**Task to complete:**
For each line below that holds "square", return the line as it stands.

(Document layout analysis data)
· · · ·
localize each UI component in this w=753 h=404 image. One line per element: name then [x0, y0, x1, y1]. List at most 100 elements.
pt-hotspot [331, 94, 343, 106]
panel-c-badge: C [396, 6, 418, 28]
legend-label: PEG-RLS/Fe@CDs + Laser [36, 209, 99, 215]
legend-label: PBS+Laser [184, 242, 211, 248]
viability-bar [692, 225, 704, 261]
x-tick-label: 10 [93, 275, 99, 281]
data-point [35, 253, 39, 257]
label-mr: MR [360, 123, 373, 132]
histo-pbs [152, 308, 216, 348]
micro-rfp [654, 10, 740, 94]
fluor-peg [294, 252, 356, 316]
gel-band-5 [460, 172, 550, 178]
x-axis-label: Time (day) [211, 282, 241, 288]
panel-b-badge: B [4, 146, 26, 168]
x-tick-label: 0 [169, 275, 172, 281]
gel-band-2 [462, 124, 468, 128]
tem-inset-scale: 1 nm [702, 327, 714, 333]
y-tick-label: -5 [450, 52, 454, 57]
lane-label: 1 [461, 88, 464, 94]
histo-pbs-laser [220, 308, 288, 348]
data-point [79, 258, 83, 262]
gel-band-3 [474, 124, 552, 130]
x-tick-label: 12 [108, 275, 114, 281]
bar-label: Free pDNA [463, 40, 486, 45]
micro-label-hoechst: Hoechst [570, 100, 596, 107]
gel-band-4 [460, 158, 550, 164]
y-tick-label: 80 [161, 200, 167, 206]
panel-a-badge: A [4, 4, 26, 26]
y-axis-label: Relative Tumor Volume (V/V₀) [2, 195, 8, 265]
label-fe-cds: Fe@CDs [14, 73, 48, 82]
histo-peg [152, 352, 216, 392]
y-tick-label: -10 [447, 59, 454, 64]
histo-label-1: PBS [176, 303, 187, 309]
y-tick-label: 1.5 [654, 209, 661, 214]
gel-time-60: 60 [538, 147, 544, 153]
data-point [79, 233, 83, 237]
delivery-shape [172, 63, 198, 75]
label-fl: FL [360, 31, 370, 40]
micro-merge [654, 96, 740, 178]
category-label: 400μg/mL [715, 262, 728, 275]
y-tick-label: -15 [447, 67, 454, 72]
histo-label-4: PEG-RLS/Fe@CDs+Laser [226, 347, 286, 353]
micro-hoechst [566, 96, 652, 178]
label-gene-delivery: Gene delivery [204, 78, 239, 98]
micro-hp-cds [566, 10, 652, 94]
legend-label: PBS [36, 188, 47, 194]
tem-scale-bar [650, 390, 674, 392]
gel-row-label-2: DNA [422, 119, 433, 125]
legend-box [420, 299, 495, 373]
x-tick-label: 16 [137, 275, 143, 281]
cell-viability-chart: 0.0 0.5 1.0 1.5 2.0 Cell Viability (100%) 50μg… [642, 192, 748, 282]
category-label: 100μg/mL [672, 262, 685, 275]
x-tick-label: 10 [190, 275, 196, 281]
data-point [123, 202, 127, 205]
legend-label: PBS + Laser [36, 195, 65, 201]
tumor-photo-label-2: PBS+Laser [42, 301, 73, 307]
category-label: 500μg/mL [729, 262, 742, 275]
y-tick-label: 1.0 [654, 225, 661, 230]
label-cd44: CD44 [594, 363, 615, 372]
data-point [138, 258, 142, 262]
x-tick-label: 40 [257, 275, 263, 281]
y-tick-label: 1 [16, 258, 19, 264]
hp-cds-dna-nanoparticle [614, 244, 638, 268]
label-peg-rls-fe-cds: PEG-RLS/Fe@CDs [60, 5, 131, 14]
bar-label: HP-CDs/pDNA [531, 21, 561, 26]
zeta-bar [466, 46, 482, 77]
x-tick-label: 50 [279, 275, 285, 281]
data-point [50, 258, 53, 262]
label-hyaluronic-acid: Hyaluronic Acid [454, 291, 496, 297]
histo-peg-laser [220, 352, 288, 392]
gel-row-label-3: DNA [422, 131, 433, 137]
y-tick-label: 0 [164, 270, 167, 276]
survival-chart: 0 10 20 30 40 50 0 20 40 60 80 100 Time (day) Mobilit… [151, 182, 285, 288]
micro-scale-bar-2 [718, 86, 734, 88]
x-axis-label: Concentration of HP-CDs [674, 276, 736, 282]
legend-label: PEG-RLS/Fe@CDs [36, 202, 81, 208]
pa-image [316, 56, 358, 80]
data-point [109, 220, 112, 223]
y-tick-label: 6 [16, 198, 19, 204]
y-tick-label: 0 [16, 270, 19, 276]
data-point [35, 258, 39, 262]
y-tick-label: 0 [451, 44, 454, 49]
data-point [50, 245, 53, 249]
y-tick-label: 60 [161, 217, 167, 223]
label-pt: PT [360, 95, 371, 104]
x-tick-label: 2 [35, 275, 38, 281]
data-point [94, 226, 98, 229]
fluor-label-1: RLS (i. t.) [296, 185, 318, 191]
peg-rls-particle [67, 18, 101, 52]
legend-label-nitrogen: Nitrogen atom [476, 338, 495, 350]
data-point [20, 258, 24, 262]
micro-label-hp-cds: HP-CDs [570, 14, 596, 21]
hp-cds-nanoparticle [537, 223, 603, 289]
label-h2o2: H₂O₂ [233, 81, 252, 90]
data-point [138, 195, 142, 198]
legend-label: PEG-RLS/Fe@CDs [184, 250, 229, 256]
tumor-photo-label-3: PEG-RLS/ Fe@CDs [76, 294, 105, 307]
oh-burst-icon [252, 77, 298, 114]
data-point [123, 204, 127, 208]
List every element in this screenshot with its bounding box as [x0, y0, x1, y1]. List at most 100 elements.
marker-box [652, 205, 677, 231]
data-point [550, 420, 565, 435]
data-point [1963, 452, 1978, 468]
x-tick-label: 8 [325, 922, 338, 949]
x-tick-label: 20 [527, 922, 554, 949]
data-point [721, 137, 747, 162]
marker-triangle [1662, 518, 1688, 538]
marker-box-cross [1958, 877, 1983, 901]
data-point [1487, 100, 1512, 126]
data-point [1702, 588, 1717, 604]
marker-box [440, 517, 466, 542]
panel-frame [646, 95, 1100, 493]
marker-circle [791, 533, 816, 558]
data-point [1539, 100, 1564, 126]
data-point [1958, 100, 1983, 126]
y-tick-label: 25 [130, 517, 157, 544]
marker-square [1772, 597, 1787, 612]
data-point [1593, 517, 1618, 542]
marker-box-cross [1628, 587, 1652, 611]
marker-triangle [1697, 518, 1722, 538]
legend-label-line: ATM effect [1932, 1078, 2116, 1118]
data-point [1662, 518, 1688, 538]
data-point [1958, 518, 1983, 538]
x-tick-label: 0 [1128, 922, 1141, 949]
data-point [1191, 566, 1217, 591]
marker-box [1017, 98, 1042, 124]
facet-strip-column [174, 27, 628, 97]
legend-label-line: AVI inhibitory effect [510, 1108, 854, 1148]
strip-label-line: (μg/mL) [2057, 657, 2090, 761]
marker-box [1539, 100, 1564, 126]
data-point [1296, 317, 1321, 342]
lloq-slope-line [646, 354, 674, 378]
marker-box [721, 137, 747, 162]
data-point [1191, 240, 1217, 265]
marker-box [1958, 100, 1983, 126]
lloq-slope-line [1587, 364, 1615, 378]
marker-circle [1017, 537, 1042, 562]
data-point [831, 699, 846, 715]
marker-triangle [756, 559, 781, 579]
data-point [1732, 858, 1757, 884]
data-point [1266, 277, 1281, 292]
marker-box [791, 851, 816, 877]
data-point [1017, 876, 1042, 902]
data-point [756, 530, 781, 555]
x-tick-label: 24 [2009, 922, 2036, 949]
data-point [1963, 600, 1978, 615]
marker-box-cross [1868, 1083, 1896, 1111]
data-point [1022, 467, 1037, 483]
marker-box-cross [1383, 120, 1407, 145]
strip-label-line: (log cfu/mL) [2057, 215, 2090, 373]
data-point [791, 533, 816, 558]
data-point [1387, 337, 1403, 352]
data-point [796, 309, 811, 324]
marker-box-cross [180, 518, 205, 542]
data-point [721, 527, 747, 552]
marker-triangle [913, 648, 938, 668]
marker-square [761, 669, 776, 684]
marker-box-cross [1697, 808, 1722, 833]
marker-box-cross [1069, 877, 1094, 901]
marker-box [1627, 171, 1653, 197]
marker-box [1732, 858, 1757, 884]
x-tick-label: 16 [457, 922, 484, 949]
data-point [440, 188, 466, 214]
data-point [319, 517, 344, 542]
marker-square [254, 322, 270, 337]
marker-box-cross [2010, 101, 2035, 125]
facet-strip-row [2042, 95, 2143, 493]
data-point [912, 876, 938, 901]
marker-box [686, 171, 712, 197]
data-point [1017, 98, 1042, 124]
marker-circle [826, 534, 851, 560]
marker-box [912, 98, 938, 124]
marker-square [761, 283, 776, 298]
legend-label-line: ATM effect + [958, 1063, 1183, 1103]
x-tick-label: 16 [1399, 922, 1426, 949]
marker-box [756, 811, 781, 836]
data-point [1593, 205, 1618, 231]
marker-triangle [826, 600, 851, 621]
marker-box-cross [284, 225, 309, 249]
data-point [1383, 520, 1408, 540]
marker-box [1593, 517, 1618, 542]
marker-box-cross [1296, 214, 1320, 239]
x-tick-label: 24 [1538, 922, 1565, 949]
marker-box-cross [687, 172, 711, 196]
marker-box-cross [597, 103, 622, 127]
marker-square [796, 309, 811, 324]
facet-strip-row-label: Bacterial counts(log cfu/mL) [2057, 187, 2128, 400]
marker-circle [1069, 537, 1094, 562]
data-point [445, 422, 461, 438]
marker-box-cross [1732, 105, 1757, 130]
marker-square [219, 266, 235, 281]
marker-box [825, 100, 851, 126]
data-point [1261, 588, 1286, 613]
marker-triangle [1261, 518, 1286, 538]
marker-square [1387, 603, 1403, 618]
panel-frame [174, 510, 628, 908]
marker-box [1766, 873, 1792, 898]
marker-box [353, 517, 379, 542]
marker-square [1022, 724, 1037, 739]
· · · ·
**Expected answer:**
marker-square [1772, 597, 1787, 612]
marker-square [761, 669, 776, 684]
marker-square [254, 322, 270, 337]
marker-square [761, 283, 776, 298]
marker-square [796, 309, 811, 324]
marker-square [219, 266, 235, 281]
marker-square [1387, 603, 1403, 618]
marker-square [1022, 724, 1037, 739]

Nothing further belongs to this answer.